ACTION ITEM - Restate the data word for word. Leave the pictures out.

PROVIDED INFORMATION -
Start of Block

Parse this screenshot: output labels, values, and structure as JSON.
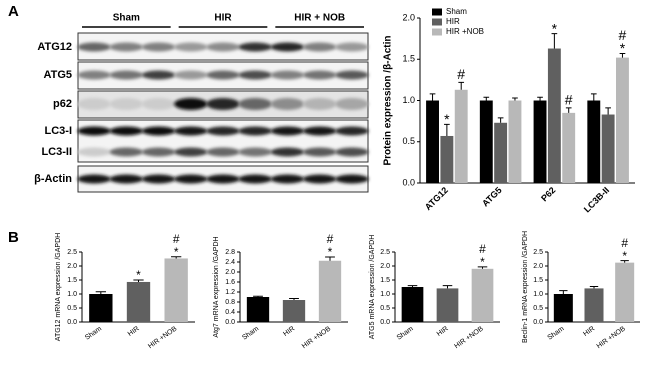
{
  "panel_labels": [
    "A",
    "B"
  ],
  "blot": {
    "groups": [
      "Sham",
      "HIR",
      "HIR + NOB"
    ],
    "rows": [
      "ATG12",
      "ATG5",
      "p62",
      "LC3-I",
      "LC3-II",
      "β-Actin"
    ]
  },
  "chart_data": [
    {
      "type": "grouped-bar",
      "ylabel": "Protein expression /β-Actin",
      "categories": [
        "ATG12",
        "ATG5",
        "P62",
        "LC3B-II"
      ],
      "series": [
        {
          "name": "Sham",
          "color": "#000000",
          "values": [
            1.0,
            1.0,
            1.0,
            1.0
          ],
          "errors": [
            0.08,
            0.04,
            0.04,
            0.08
          ]
        },
        {
          "name": "HIR",
          "color": "#606060",
          "values": [
            0.57,
            0.73,
            1.63,
            0.83
          ],
          "errors": [
            0.14,
            0.06,
            0.18,
            0.08
          ]
        },
        {
          "name": "HIR +NOB",
          "color": "#b8b8b8",
          "values": [
            1.13,
            1.0,
            0.85,
            1.52
          ],
          "errors": [
            0.09,
            0.03,
            0.06,
            0.05
          ]
        }
      ],
      "ylim": [
        0,
        2.0
      ],
      "yticks": [
        {
          "value": 0,
          "label": "0.0"
        },
        0.5,
        {
          "value": 1,
          "label": "1.0"
        },
        1.5,
        {
          "value": 2,
          "label": "2.0"
        }
      ],
      "legend": "top-left",
      "annotations": [
        {
          "category": "ATG12",
          "series": "HIR",
          "text": "*"
        },
        {
          "category": "ATG12",
          "series": "HIR +NOB",
          "text": "#"
        },
        {
          "category": "P62",
          "series": "HIR",
          "text": "*"
        },
        {
          "category": "P62",
          "series": "HIR +NOB",
          "text": "#"
        },
        {
          "category": "LC3B-II",
          "series": "HIR +NOB",
          "text": "*"
        },
        {
          "category": "LC3B-II",
          "series": "HIR +NOB",
          "text": "#"
        }
      ]
    },
    {
      "type": "bar",
      "ylabel": "ATG12 mRNA expression /GAPDH",
      "categories": [
        "Sham",
        "HIR",
        "HIR +NOB"
      ],
      "values": [
        1.0,
        1.43,
        2.27
      ],
      "errors": [
        0.08,
        0.07,
        0.06
      ],
      "colors": [
        "#000000",
        "#606060",
        "#b8b8b8"
      ],
      "ylim": [
        0,
        2.5
      ],
      "yticks": [
        {
          "value": 0,
          "label": "0.0"
        },
        0.5,
        {
          "value": 1,
          "label": "1.0"
        },
        1.5,
        {
          "value": 2,
          "label": "2.0"
        },
        2.5
      ],
      "annotations": [
        {
          "category": "HIR",
          "text": "*"
        },
        {
          "category": "HIR +NOB",
          "text": "*"
        },
        {
          "category": "HIR +NOB",
          "text": "#"
        }
      ]
    },
    {
      "type": "bar",
      "ylabel": "Atg7 mRNA expression /GAPDH",
      "categories": [
        "Sham",
        "HIR",
        "HIR +NOB"
      ],
      "values": [
        1.0,
        0.88,
        2.45
      ],
      "errors": [
        0.03,
        0.06,
        0.15
      ],
      "colors": [
        "#000000",
        "#606060",
        "#b8b8b8"
      ],
      "ylim": [
        0,
        2.8
      ],
      "yticks": [
        {
          "value": 0,
          "label": "0.0"
        },
        0.4,
        0.8,
        1.2,
        1.6,
        {
          "value": 2,
          "label": "2.0"
        },
        2.4,
        2.8
      ],
      "annotations": [
        {
          "category": "HIR +NOB",
          "text": "*"
        },
        {
          "category": "HIR +NOB",
          "text": "#"
        }
      ]
    },
    {
      "type": "bar",
      "ylabel": "ATG5 mRNA expression /GAPDH",
      "categories": [
        "Sham",
        "HIR",
        "HIR +NOB"
      ],
      "values": [
        1.25,
        1.2,
        1.9
      ],
      "errors": [
        0.05,
        0.1,
        0.07
      ],
      "colors": [
        "#000000",
        "#606060",
        "#b8b8b8"
      ],
      "ylim": [
        0,
        2.5
      ],
      "yticks": [
        {
          "value": 0,
          "label": "0.0"
        },
        0.5,
        {
          "value": 1,
          "label": "1.0"
        },
        1.5,
        {
          "value": 2,
          "label": "2.0"
        },
        2.5
      ],
      "annotations": [
        {
          "category": "HIR +NOB",
          "text": "*"
        },
        {
          "category": "HIR +NOB",
          "text": "#"
        }
      ]
    },
    {
      "type": "bar",
      "ylabel": "Beclin-1 mRNA expression /GAPDH",
      "categories": [
        "Sham",
        "HIR",
        "HIR +NOB"
      ],
      "values": [
        1.0,
        1.2,
        2.12
      ],
      "errors": [
        0.12,
        0.07,
        0.07
      ],
      "colors": [
        "#000000",
        "#606060",
        "#b8b8b8"
      ],
      "ylim": [
        0,
        2.5
      ],
      "yticks": [
        {
          "value": 0,
          "label": "0.0"
        },
        0.5,
        {
          "value": 1,
          "label": "1.0"
        },
        1.5,
        {
          "value": 2,
          "label": "2.0"
        },
        2.5
      ],
      "annotations": [
        {
          "category": "HIR +NOB",
          "text": "*"
        },
        {
          "category": "HIR +NOB",
          "text": "#"
        }
      ]
    }
  ]
}
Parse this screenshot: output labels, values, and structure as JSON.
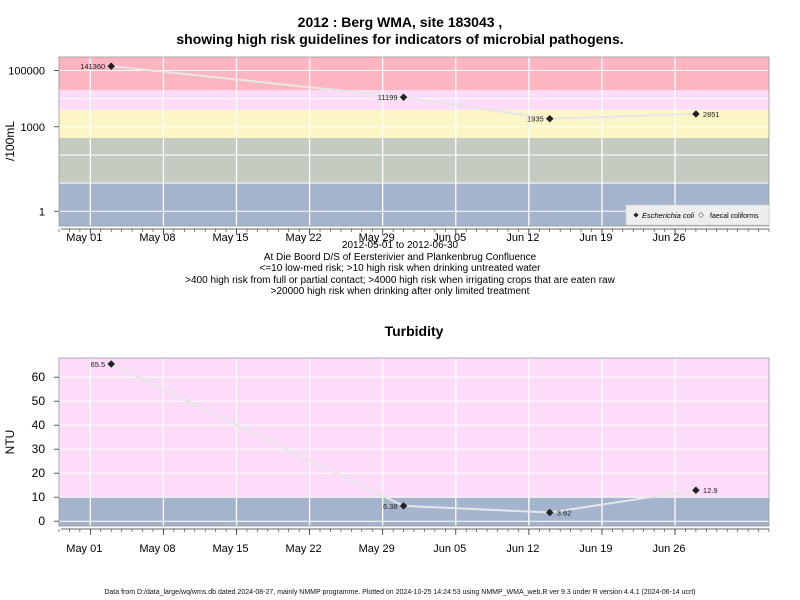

End of Block

ANSWER BOX -
Parse this screenshot: output labels, values, and structure as JSON.
{
  "panel_labels": [
    "A",
    "B"
  ],
  "blot": {
    "groups": [
      "Sham",
      "HIR",
      "HIR + NOB"
    ],
    "rows": [
      "ATG12",
      "ATG5",
      "p62",
      "LC3-I",
      "LC3-II",
      "β-Actin"
    ]
  },
  "chart_data": [
    {
      "type": "grouped-bar",
      "ylabel": "Protein expression /β-Actin",
      "categories": [
        "ATG12",
        "ATG5",
        "P62",
        "LC3B-II"
      ],
      "series": [
        {
          "name": "Sham",
          "color": "#000000",
          "values": [
            1.0,
            1.0,
            1.0,
            1.0
          ],
          "errors": [
            0.08,
            0.04,
            0.04,
            0.08
          ]
        },
        {
          "name": "HIR",
          "color": "#606060",
          "values": [
            0.57,
            0.73,
            1.63,
            0.83
          ],
          "errors": [
            0.14,
            0.06,
            0.18,
            0.08
          ]
        },
        {
          "name": "HIR +NOB",
          "color": "#b8b8b8",
          "values": [
            1.13,
            1.0,
            0.85,
            1.52
          ],
          "errors": [
            0.09,
            0.03,
            0.06,
            0.05
          ]
        }
      ],
      "ylim": [
        0,
        2.0
      ],
      "yticks": [
        {
          "value": 0,
          "label": "0.0"
        },
        0.5,
        {
          "value": 1,
          "label": "1.0"
        },
        1.5,
        {
          "value": 2,
          "label": "2.0"
        }
      ],
      "legend": "top-left",
      "annotations": [
        {
          "category": "ATG12",
          "series": "HIR",
          "text": "*"
        },
        {
          "category": "ATG12",
          "series": "HIR +NOB",
          "text": "#"
        },
        {
          "category": "P62",
          "series": "HIR",
          "text": "*"
        },
        {
          "category": "P62",
          "series": "HIR +NOB",
          "text": "#"
        },
        {
          "category": "LC3B-II",
          "series": "HIR +NOB",
          "text": "*"
        },
        {
          "category": "LC3B-II",
          "series": "HIR +NOB",
          "text": "#"
        }
      ]
    },
    {
      "type": "bar",
      "ylabel": "ATG12 mRNA expression /GAPDH",
      "categories": [
        "Sham",
        "HIR",
        "HIR +NOB"
      ],
      "values": [
        1.0,
        1.43,
        2.27
      ],
      "errors": [
        0.08,
        0.07,
        0.06
      ],
      "colors": [
        "#000000",
        "#606060",
        "#b8b8b8"
      ],
      "ylim": [
        0,
        2.5
      ],
      "yticks": [
        {
          "value": 0,
          "label": "0.0"
        },
        0.5,
        {
          "value": 1,
          "label": "1.0"
        },
        1.5,
        {
          "value": 2,
          "label": "2.0"
        },
        2.5
      ],
      "annotations": [
        {
          "category": "HIR",
          "text": "*"
        },
        {
          "category": "HIR +NOB",
          "text": "*"
        },
        {
          "category": "HIR +NOB",
          "text": "#"
        }
      ]
    },
    {
      "type": "bar",
      "ylabel": "Atg7 mRNA expression /GAPDH",
      "categories": [
        "Sham",
        "HIR",
        "HIR +NOB"
      ],
      "values": [
        1.0,
        0.88,
        2.45
      ],
      "errors": [
        0.03,
        0.06,
        0.15
      ],
      "colors": [
        "#000000",
        "#606060",
        "#b8b8b8"
      ],
      "ylim": [
        0,
        2.8
      ],
      "yticks": [
        {
          "value": 0,
          "label": "0.0"
        },
        0.4,
        0.8,
        1.2,
        1.6,
        {
          "value": 2,
          "label": "2.0"
        },
        2.4,
        2.8
      ],
      "annotations": [
        {
          "category": "HIR +NOB",
          "text": "*"
        },
        {
          "category": "HIR +NOB",
          "text": "#"
        }
      ]
    },
    {
      "type": "bar",
      "ylabel": "ATG5 mRNA expression /GAPDH",
      "categories": [
        "Sham",
        "HIR",
        "HIR +NOB"
      ],
      "values": [
        1.25,
        1.2,
        1.9
      ],
      "errors": [
        0.05,
        0.1,
        0.07
      ],
      "colors": [
        "#000000",
        "#606060",
        "#b8b8b8"
      ],
      "ylim": [
        0,
        2.5
      ],
      "yticks": [
        {
          "value": 0,
          "label": "0.0"
        },
        0.5,
        {
          "value": 1,
          "label": "1.0"
        },
        1.5,
        {
          "value": 2,
          "label": "2.0"
        },
        2.5
      ],
      "annotations": [
        {
          "category": "HIR +NOB",
          "text": "*"
        },
        {
          "category": "HIR +NOB",
          "text": "#"
        }
      ]
    },
    {
      "type": "bar",
      "ylabel": "Beclin-1 mRNA expression /GAPDH",
      "categories": [
        "Sham",
        "HIR",
        "HIR +NOB"
      ],
      "values": [
        1.0,
        1.2,
        2.12
      ],
      "errors": [
        0.12,
        0.07,
        0.07
      ],
      "colors": [
        "#000000",
        "#606060",
        "#b8b8b8"
      ],
      "ylim": [
        0,
        2.5
      ],
      "yticks": [
        {
          "value": 0,
          "label": "0.0"
        },
        0.5,
        {
          "value": 1,
          "label": "1.0"
        },
        1.5,
        {
          "value": 2,
          "label": "2.0"
        },
        2.5
      ],
      "annotations": [
        {
          "category": "HIR +NOB",
          "text": "*"
        },
        {
          "category": "HIR +NOB",
          "text": "#"
        }
      ]
    }
  ]
}
Parse this screenshot: output labels, values, and structure as JSON.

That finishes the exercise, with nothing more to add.